▶ **Aim of the task**:
Check the listing below line by line and report how many lines hold "this", with no other words.

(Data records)

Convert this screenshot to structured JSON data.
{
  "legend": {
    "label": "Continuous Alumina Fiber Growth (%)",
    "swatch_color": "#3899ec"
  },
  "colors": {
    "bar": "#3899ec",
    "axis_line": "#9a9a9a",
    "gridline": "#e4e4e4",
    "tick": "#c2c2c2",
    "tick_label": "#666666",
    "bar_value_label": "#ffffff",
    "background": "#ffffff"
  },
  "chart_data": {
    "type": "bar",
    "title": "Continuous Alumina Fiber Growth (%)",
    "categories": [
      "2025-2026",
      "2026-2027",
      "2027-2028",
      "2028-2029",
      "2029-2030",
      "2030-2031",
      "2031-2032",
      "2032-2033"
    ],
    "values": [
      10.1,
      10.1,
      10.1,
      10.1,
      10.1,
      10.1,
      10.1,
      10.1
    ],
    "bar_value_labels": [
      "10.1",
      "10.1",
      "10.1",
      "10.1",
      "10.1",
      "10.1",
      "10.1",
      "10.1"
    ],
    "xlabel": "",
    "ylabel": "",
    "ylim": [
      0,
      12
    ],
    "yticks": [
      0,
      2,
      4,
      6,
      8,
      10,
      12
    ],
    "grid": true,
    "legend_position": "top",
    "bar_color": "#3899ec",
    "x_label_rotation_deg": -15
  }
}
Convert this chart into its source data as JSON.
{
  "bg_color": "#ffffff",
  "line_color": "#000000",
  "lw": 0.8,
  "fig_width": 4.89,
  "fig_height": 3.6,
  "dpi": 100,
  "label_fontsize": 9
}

...

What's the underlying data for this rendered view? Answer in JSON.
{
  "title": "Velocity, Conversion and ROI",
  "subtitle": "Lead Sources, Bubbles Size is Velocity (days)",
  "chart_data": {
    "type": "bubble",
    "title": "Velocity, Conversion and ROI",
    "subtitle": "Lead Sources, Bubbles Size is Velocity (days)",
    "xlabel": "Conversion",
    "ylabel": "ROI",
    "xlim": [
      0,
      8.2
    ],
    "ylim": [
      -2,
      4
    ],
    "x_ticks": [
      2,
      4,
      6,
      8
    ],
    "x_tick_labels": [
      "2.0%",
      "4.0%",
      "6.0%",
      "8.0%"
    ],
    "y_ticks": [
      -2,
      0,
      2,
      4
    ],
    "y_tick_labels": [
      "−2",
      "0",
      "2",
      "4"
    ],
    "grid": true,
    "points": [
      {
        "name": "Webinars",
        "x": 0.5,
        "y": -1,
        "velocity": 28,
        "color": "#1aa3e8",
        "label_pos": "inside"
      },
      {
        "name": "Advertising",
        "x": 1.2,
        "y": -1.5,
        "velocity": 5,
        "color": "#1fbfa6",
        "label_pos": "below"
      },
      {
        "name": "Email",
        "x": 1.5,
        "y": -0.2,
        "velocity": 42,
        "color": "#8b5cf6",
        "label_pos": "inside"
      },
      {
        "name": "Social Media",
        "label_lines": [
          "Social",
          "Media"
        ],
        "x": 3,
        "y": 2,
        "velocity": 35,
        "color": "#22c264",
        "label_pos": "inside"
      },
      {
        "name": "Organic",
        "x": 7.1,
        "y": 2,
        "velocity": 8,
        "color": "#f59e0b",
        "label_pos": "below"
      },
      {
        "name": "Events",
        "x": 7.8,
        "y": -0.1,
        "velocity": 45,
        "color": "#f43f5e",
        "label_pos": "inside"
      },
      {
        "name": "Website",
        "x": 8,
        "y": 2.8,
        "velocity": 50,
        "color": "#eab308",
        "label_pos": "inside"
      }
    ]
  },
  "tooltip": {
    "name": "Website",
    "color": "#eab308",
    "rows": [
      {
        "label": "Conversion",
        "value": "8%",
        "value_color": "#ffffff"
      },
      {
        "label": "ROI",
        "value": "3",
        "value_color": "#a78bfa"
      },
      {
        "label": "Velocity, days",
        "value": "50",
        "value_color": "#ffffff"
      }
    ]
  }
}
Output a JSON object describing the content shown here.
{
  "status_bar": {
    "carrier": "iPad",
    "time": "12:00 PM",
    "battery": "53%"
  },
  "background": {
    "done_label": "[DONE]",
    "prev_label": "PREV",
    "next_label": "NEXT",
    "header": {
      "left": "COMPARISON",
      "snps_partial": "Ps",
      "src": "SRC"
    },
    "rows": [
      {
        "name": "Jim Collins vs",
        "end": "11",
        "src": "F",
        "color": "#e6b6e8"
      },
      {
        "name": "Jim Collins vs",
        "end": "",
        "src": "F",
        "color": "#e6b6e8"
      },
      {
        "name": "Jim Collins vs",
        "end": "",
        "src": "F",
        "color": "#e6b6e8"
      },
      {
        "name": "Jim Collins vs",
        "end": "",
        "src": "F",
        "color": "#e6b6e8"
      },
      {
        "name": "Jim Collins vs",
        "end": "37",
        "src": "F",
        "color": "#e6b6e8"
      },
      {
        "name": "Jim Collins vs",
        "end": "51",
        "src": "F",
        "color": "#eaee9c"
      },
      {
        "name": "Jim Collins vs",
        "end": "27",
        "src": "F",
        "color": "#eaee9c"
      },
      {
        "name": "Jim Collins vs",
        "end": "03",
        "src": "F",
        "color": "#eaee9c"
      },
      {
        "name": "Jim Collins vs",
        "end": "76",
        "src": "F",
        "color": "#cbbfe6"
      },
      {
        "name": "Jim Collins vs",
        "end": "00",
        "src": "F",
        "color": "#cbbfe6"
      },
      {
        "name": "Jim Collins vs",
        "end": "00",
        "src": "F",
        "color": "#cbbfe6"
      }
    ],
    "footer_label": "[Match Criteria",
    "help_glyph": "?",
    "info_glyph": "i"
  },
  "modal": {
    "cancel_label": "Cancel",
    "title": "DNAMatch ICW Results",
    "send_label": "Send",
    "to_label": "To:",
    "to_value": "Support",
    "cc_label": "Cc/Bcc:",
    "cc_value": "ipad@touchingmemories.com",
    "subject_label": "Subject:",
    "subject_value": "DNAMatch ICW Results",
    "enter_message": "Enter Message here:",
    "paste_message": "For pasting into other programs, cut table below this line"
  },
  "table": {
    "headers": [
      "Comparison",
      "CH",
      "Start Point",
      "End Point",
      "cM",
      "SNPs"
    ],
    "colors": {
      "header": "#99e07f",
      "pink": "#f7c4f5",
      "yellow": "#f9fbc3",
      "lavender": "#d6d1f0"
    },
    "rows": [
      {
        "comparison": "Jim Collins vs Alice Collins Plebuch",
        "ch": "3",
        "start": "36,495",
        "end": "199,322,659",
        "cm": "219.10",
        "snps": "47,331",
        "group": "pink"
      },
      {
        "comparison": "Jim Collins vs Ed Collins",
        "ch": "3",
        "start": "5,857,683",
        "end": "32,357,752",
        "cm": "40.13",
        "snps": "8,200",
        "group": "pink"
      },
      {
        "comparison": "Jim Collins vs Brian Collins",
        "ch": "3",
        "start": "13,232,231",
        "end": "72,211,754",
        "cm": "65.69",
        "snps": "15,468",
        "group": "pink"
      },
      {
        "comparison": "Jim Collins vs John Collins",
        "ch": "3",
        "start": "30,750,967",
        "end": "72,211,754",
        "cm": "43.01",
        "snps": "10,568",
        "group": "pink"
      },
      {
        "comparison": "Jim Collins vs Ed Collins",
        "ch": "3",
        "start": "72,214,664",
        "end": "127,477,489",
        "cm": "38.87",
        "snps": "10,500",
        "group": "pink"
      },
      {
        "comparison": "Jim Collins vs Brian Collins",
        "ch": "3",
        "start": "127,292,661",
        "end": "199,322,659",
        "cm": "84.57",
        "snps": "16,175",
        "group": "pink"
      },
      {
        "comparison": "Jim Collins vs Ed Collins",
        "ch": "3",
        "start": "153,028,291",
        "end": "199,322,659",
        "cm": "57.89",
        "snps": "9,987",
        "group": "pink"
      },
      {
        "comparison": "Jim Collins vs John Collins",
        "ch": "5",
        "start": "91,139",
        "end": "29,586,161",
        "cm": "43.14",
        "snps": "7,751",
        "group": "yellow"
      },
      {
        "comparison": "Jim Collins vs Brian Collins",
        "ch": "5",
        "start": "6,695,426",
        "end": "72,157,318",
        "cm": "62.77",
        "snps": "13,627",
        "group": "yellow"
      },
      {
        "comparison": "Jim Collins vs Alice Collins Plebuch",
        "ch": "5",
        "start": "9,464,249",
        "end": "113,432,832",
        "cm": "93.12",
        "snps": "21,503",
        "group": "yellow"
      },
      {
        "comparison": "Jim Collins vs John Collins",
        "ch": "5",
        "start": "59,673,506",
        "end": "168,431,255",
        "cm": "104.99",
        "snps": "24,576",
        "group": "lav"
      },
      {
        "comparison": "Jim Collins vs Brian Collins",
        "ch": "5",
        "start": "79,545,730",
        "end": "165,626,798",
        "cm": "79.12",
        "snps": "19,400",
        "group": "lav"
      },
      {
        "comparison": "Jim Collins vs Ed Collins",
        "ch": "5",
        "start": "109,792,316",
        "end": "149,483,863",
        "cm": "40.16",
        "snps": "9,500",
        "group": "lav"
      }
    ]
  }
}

▶ **Solution to the problem**:
4